What the exercise asks:
Check each line of the data below for the word "Read", then extract the ones that have it.

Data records
● ● ● ● ●

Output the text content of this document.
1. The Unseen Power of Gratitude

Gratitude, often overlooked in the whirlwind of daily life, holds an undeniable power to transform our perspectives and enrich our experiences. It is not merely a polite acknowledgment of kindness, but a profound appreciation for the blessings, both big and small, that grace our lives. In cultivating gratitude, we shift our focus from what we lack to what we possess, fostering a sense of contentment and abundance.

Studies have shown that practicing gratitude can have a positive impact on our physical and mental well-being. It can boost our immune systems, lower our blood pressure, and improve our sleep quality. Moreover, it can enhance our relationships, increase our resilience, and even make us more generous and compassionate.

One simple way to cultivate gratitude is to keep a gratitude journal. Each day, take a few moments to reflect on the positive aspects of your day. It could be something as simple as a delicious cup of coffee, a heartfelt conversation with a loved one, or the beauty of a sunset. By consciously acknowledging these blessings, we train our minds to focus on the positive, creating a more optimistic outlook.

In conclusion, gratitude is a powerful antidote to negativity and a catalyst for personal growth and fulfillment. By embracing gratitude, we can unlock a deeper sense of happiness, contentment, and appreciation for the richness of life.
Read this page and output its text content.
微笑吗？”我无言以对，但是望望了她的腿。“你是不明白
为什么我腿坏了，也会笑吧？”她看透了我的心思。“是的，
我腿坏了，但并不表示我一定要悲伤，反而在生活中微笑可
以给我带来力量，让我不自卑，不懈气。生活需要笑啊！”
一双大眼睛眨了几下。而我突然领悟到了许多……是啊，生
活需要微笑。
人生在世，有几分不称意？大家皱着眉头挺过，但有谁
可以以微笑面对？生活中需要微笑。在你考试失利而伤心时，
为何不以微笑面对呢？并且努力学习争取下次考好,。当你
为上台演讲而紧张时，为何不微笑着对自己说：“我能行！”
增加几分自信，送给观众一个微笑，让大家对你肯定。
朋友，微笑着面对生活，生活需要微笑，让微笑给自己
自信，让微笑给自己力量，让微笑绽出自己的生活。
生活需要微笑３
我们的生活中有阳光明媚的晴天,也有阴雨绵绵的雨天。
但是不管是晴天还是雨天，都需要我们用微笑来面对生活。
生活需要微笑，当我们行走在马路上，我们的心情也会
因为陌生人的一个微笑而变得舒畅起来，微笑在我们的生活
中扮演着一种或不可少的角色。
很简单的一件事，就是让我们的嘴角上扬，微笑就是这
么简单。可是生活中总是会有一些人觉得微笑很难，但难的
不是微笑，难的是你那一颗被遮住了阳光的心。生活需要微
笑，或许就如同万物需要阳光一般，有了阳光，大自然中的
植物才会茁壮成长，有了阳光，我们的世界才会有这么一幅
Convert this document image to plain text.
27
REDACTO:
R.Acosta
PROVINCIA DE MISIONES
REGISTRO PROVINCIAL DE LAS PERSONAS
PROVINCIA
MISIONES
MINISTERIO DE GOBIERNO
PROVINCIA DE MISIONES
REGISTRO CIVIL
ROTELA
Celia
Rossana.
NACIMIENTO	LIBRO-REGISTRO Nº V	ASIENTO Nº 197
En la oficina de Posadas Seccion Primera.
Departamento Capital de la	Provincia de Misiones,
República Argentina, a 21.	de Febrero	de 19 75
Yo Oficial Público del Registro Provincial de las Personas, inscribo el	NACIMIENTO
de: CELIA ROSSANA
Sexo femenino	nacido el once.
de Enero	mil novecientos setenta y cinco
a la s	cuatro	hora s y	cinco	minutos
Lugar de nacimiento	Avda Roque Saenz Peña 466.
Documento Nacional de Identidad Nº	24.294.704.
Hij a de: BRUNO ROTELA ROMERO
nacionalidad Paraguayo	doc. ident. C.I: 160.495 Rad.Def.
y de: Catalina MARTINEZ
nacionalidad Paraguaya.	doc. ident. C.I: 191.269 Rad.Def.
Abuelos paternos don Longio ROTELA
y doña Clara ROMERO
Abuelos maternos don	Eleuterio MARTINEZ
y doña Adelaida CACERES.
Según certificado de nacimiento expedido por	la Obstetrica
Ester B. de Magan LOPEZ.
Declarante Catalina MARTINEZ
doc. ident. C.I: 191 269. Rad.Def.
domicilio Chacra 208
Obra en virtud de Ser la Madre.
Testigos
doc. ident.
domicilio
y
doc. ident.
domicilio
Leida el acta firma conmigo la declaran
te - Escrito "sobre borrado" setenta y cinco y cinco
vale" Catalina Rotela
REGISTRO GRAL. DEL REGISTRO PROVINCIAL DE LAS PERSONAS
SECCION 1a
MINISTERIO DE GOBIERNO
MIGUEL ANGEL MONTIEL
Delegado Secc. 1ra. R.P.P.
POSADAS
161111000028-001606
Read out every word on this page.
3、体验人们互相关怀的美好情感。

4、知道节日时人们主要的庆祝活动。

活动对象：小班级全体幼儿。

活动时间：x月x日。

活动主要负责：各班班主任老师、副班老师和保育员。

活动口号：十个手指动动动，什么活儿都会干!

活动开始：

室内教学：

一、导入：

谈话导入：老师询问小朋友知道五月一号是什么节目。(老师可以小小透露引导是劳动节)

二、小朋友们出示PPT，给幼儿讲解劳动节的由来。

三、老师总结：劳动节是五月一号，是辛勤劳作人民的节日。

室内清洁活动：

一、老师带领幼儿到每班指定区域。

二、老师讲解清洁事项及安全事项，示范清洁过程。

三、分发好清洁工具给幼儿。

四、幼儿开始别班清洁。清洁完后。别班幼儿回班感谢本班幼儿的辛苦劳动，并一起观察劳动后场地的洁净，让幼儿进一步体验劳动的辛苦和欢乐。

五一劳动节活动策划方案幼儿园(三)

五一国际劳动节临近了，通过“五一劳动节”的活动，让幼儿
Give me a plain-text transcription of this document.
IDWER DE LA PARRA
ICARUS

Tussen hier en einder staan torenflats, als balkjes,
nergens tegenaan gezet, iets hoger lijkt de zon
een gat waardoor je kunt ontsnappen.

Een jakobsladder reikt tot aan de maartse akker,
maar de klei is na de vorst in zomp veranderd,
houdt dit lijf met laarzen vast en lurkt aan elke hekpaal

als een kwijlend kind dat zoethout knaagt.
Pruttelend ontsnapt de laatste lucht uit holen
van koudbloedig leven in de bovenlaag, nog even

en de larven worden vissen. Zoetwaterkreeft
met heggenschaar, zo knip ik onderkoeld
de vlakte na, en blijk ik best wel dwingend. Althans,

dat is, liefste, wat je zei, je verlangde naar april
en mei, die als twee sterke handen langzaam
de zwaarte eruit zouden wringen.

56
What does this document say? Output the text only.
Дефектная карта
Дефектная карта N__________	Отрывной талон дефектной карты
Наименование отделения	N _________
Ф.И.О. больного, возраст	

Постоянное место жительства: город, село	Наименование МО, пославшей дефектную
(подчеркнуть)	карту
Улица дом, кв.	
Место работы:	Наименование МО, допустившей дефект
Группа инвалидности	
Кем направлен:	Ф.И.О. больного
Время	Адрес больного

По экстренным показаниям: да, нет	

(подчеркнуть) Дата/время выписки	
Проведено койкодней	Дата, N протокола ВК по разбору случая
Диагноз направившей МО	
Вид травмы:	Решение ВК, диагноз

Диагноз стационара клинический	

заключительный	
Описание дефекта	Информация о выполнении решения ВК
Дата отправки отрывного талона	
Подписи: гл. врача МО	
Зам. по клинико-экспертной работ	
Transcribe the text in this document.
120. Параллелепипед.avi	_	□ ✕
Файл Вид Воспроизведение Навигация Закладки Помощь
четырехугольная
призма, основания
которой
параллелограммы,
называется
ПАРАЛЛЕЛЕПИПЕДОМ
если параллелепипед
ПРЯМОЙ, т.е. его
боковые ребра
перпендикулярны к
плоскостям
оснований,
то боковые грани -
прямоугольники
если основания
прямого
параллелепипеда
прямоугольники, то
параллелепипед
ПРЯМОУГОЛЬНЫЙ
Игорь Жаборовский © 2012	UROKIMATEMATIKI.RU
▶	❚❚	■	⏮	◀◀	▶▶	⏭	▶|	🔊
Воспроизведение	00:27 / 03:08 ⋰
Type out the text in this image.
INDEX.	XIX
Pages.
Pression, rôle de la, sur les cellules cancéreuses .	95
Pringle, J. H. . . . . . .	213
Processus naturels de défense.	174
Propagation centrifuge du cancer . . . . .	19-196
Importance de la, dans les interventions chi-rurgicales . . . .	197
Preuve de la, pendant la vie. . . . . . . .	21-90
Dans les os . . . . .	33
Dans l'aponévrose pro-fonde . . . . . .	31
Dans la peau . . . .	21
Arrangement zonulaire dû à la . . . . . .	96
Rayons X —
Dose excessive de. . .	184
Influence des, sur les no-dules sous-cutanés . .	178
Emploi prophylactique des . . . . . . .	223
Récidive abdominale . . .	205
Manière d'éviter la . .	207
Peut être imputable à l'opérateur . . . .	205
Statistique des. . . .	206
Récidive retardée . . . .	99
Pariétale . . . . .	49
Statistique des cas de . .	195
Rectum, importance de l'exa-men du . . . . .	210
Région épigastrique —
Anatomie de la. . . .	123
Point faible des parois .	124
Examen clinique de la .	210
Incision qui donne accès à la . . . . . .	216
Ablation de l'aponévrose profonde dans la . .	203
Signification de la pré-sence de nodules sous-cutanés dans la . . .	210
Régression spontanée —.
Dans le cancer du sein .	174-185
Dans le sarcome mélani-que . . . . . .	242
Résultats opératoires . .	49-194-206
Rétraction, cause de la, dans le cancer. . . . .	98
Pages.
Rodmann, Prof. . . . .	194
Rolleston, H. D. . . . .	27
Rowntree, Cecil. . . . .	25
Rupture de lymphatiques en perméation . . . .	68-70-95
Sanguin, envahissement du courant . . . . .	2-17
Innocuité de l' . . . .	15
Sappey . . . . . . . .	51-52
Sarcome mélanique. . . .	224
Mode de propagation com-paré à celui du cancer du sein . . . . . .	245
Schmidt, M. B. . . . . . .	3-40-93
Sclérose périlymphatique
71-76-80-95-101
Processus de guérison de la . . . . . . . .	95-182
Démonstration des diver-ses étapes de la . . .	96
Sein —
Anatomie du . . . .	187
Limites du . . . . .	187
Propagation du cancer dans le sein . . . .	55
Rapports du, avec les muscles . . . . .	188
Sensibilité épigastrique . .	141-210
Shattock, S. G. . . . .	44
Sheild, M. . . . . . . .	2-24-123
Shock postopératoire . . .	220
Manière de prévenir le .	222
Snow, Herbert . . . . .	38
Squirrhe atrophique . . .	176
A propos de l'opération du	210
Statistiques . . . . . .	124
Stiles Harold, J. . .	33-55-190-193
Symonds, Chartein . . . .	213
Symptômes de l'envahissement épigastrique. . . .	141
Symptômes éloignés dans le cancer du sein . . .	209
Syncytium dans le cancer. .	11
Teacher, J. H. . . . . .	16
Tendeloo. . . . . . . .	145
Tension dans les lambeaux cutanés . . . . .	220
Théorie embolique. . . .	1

● ● ● ● ●

Answer to the problem:
Read this page and output its text content.
Read out every word on this page.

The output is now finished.